## [YOUR TASK]
Skip every image and restate the data word for word.
┌─ THE DATA
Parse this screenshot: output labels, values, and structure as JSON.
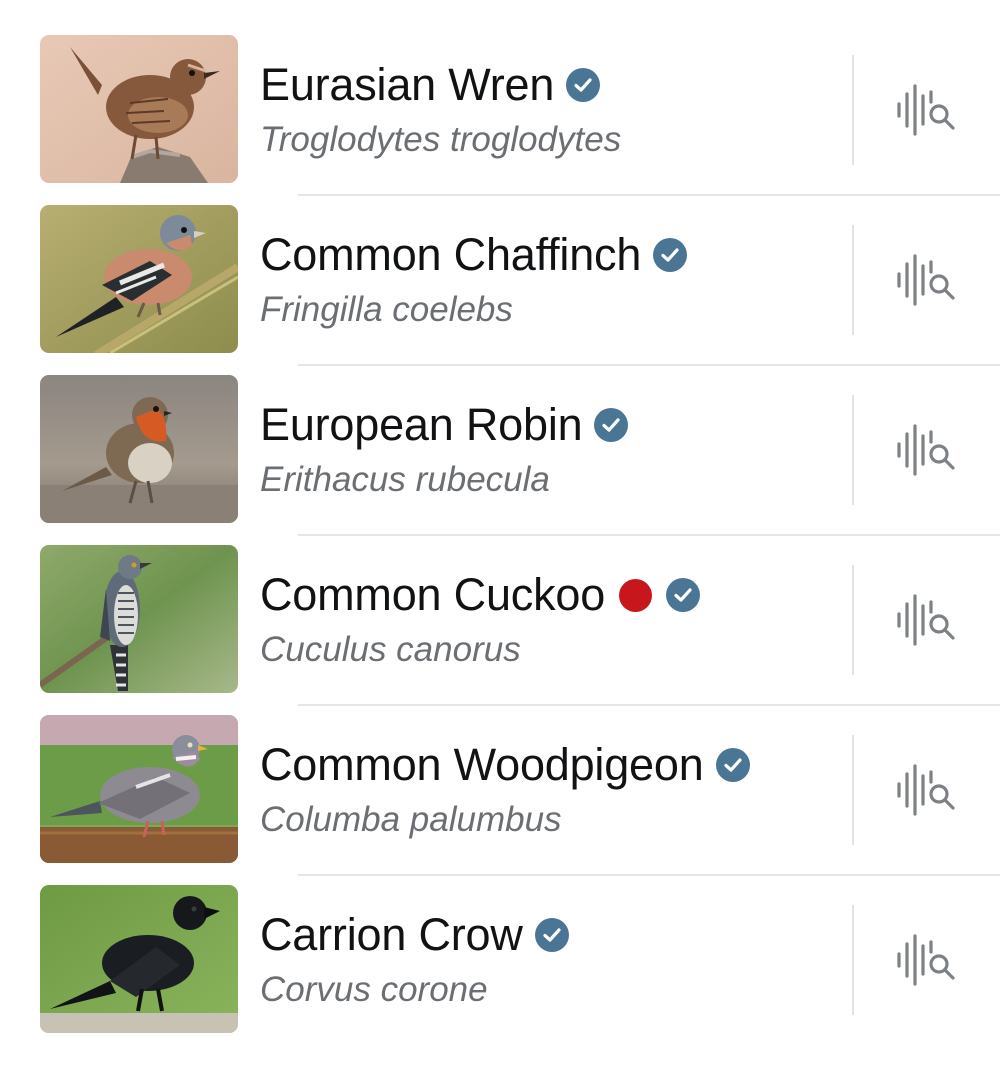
{
  "species": [
    {
      "common_name": "Eurasian Wren",
      "scientific_name": "Troglodytes troglodytes",
      "verified": true,
      "red_list": false,
      "photo": "eurasian-wren-photo",
      "action_icon": "sound-search-icon"
    },
    {
      "common_name": "Common Chaffinch",
      "scientific_name": "Fringilla coelebs",
      "verified": true,
      "red_list": false,
      "photo": "common-chaffinch-photo",
      "action_icon": "sound-search-icon"
    },
    {
      "common_name": "European Robin",
      "scientific_name": "Erithacus rubecula",
      "verified": true,
      "red_list": false,
      "photo": "european-robin-photo",
      "action_icon": "sound-search-icon"
    },
    {
      "common_name": "Common Cuckoo",
      "scientific_name": "Cuculus canorus",
      "verified": true,
      "red_list": true,
      "photo": "common-cuckoo-photo",
      "action_icon": "sound-search-icon"
    },
    {
      "common_name": "Common Woodpigeon",
      "scientific_name": "Columba palumbus",
      "verified": true,
      "red_list": false,
      "photo": "common-woodpigeon-photo",
      "action_icon": "sound-search-icon"
    },
    {
      "common_name": "Carrion Crow",
      "scientific_name": "Corvus corone",
      "verified": true,
      "red_list": false,
      "photo": "carrion-crow-photo",
      "action_icon": "sound-search-icon"
    }
  ],
  "colors": {
    "verified_badge": "#4a7594",
    "red_list_dot": "#c8161d",
    "icon": "#7d8085",
    "divider": "#e3e3e5"
  }
}
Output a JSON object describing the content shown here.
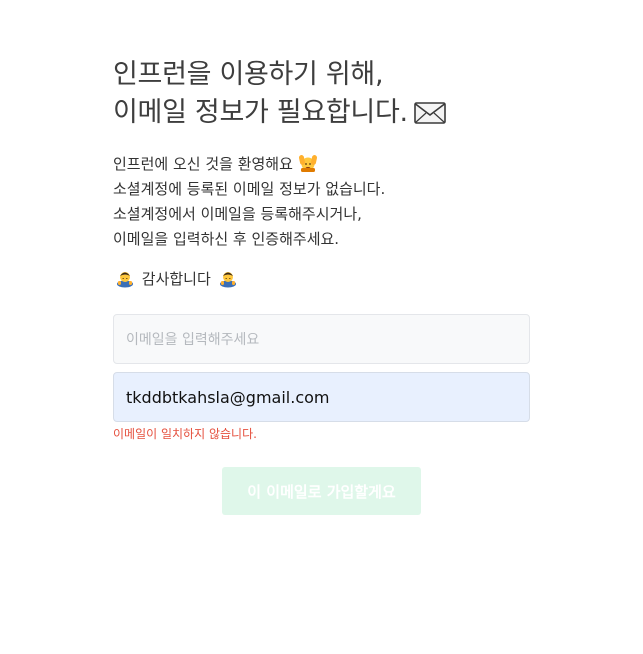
{
  "title": {
    "line1": "인프런을 이용하기 위해,",
    "line2": "이메일 정보가 필요합니다."
  },
  "intro": {
    "line1": "인프런에 오신 것을 환영해요",
    "line2": "소셜계정에 등록된 이메일 정보가 없습니다.",
    "line3": "소셜계정에서 이메일을 등록해주시거나,",
    "line4": "이메일을 입력하신 후 인증해주세요."
  },
  "thanks": "감사합니다",
  "icons": {
    "title": "envelope-icon",
    "welcome": "raising-hands-icon",
    "thanks": "bowing-person-icon"
  },
  "form": {
    "email_placeholder": "이메일을 입력해주세요",
    "email_confirm_value": "tkddbtkahsla@gmail.com",
    "error_message": "이메일이 일치하지 않습니다.",
    "submit_label": "이 이메일로 가입할게요"
  },
  "colors": {
    "error": "#e5503e",
    "submit_disabled_bg": "#dff7ea",
    "filled_input_bg": "#e8f0fe"
  }
}
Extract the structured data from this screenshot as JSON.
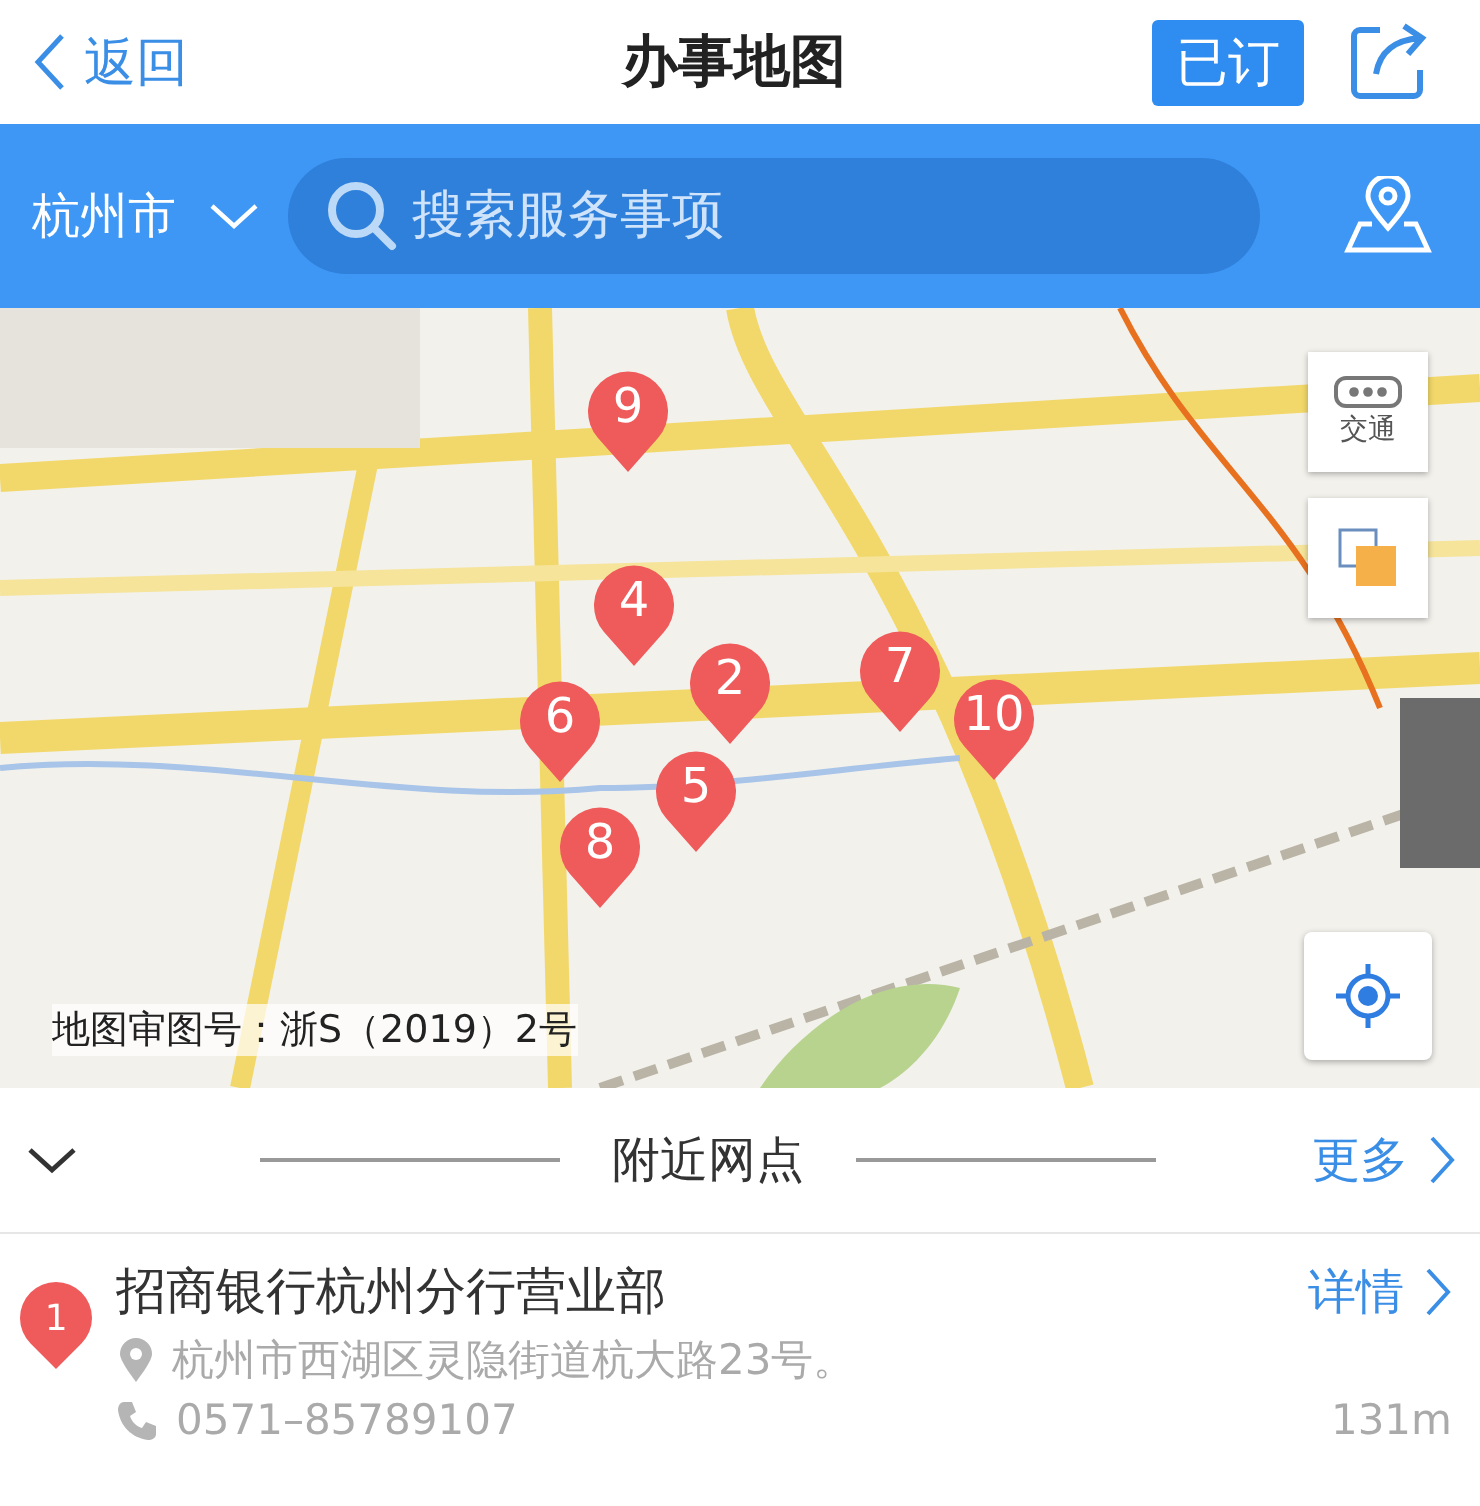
{
  "nav": {
    "back": "返回",
    "title": "办事地图",
    "subscribe": "已订"
  },
  "search_bar": {
    "city": "杭州市",
    "placeholder": "搜索服务事项"
  },
  "map": {
    "kind": "picture",
    "traffic": "交通",
    "license": "地图审图号：浙S（2019）2号",
    "pins": [
      {
        "label": "9"
      },
      {
        "label": "4"
      },
      {
        "label": "6"
      },
      {
        "label": "2"
      },
      {
        "label": "7"
      },
      {
        "label": "10"
      },
      {
        "label": "5"
      },
      {
        "label": "8"
      }
    ]
  },
  "nearby": {
    "title": "附近网点",
    "more": "更多",
    "items": [
      {
        "index": "1",
        "name": "招商银行杭州分行营业部",
        "detail": "详情",
        "address": "杭州市西湖区灵隐街道杭大路23号。",
        "phone": "0571–85789107",
        "distance": "131m"
      }
    ]
  }
}
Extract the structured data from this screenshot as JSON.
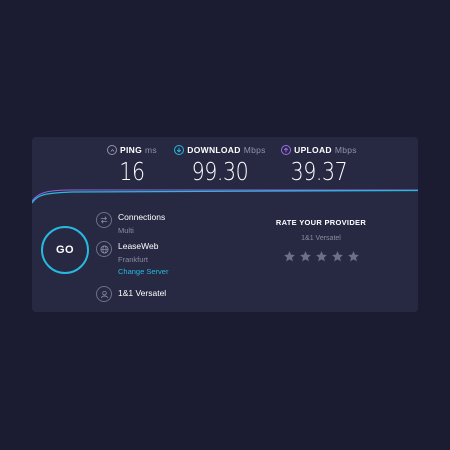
{
  "metrics": {
    "ping": {
      "label": "PING",
      "unit": "ms",
      "value": "16",
      "icon": "ping-icon",
      "color": "#9193a8"
    },
    "download": {
      "label": "DOWNLOAD",
      "unit": "Mbps",
      "value": "99.30",
      "icon": "download-arrow-icon",
      "color": "#29b8e0"
    },
    "upload": {
      "label": "UPLOAD",
      "unit": "Mbps",
      "value": "39.37",
      "icon": "upload-arrow-icon",
      "color": "#9d6ce8"
    }
  },
  "go_button": {
    "label": "GO"
  },
  "connections": {
    "title": "Connections",
    "value": "Multi",
    "icon": "connections-icon"
  },
  "server": {
    "name": "LeaseWeb",
    "location": "Frankfurt",
    "change_link": "Change Server",
    "icon": "globe-icon"
  },
  "provider": {
    "name": "1&1 Versatel",
    "icon": "user-icon"
  },
  "rating": {
    "title": "RATE YOUR PROVIDER",
    "provider": "1&1 Versatel",
    "max_stars": 5,
    "selected_stars": 0
  },
  "colors": {
    "background": "#1b1c31",
    "card": "#272943",
    "accent_blue": "#29b8e0",
    "accent_purple": "#9d6ce8",
    "star_inactive": "#6c6f88"
  }
}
└─
## [TASK RESPONSE]
Parse this screenshot: output labels, values, and structure as JSON.
{
  "species": [
    {
      "common_name": "Eurasian Wren",
      "scientific_name": "Troglodytes troglodytes",
      "verified": true,
      "red_list": false,
      "photo": "eurasian-wren-photo",
      "action_icon": "sound-search-icon"
    },
    {
      "common_name": "Common Chaffinch",
      "scientific_name": "Fringilla coelebs",
      "verified": true,
      "red_list": false,
      "photo": "common-chaffinch-photo",
      "action_icon": "sound-search-icon"
    },
    {
      "common_name": "European Robin",
      "scientific_name": "Erithacus rubecula",
      "verified": true,
      "red_list": false,
      "photo": "european-robin-photo",
      "action_icon": "sound-search-icon"
    },
    {
      "common_name": "Common Cuckoo",
      "scientific_name": "Cuculus canorus",
      "verified": true,
      "red_list": true,
      "photo": "common-cuckoo-photo",
      "action_icon": "sound-search-icon"
    },
    {
      "common_name": "Common Woodpigeon",
      "scientific_name": "Columba palumbus",
      "verified": true,
      "red_list": false,
      "photo": "common-woodpigeon-photo",
      "action_icon": "sound-search-icon"
    },
    {
      "common_name": "Carrion Crow",
      "scientific_name": "Corvus corone",
      "verified": true,
      "red_list": false,
      "photo": "carrion-crow-photo",
      "action_icon": "sound-search-icon"
    }
  ],
  "colors": {
    "verified_badge": "#4a7594",
    "red_list_dot": "#c8161d",
    "icon": "#7d8085",
    "divider": "#e3e3e5"
  }
}
Output a JSON object describing the content shown here.
{
  "title": {
    "line1": "인프런을 이용하기 위해,",
    "line2": "이메일 정보가 필요합니다."
  },
  "intro": {
    "line1": "인프런에 오신 것을 환영해요",
    "line2": "소셜계정에 등록된 이메일 정보가 없습니다.",
    "line3": "소셜계정에서 이메일을 등록해주시거나,",
    "line4": "이메일을 입력하신 후 인증해주세요."
  },
  "thanks": "감사합니다",
  "icons": {
    "title": "envelope-icon",
    "welcome": "raising-hands-icon",
    "thanks": "bowing-person-icon"
  },
  "form": {
    "email_placeholder": "이메일을 입력해주세요",
    "email_confirm_value": "tkddbtkahsla@gmail.com",
    "error_message": "이메일이 일치하지 않습니다.",
    "submit_label": "이 이메일로 가입할게요"
  },
  "colors": {
    "error": "#e5503e",
    "submit_disabled_bg": "#dff7ea",
    "filled_input_bg": "#e8f0fe"
  }
}
Extract the structured data from this screenshot as JSON.
{
  "nav": {
    "back": "返回",
    "title": "办事地图",
    "subscribe": "已订"
  },
  "search_bar": {
    "city": "杭州市",
    "placeholder": "搜索服务事项"
  },
  "map": {
    "kind": "picture",
    "traffic": "交通",
    "license": "地图审图号：浙S（2019）2号",
    "pins": [
      {
        "label": "9"
      },
      {
        "label": "4"
      },
      {
        "label": "6"
      },
      {
        "label": "2"
      },
      {
        "label": "7"
      },
      {
        "label": "10"
      },
      {
        "label": "5"
      },
      {
        "label": "8"
      }
    ]
  },
  "nearby": {
    "title": "附近网点",
    "more": "更多",
    "items": [
      {
        "index": "1",
        "name": "招商银行杭州分行营业部",
        "detail": "详情",
        "address": "杭州市西湖区灵隐街道杭大路23号。",
        "phone": "0571–85789107",
        "distance": "131m"
      }
    ]
  }
}
Extract the structured data from this screenshot as JSON.
{
  "metrics": {
    "ping": {
      "label": "PING",
      "unit": "ms",
      "value": "16",
      "icon": "ping-icon",
      "color": "#9193a8"
    },
    "download": {
      "label": "DOWNLOAD",
      "unit": "Mbps",
      "value": "99.30",
      "icon": "download-arrow-icon",
      "color": "#29b8e0"
    },
    "upload": {
      "label": "UPLOAD",
      "unit": "Mbps",
      "value": "39.37",
      "icon": "upload-arrow-icon",
      "color": "#9d6ce8"
    }
  },
  "go_button": {
    "label": "GO"
  },
  "connections": {
    "title": "Connections",
    "value": "Multi",
    "icon": "connections-icon"
  },
  "server": {
    "name": "LeaseWeb",
    "location": "Frankfurt",
    "change_link": "Change Server",
    "icon": "globe-icon"
  },
  "provider": {
    "name": "1&1 Versatel",
    "icon": "user-icon"
  },
  "rating": {
    "title": "RATE YOUR PROVIDER",
    "provider": "1&1 Versatel",
    "max_stars": 5,
    "selected_stars": 0
  },
  "colors": {
    "background": "#1b1c31",
    "card": "#272943",
    "accent_blue": "#29b8e0",
    "accent_purple": "#9d6ce8",
    "star_inactive": "#6c6f88"
  }
}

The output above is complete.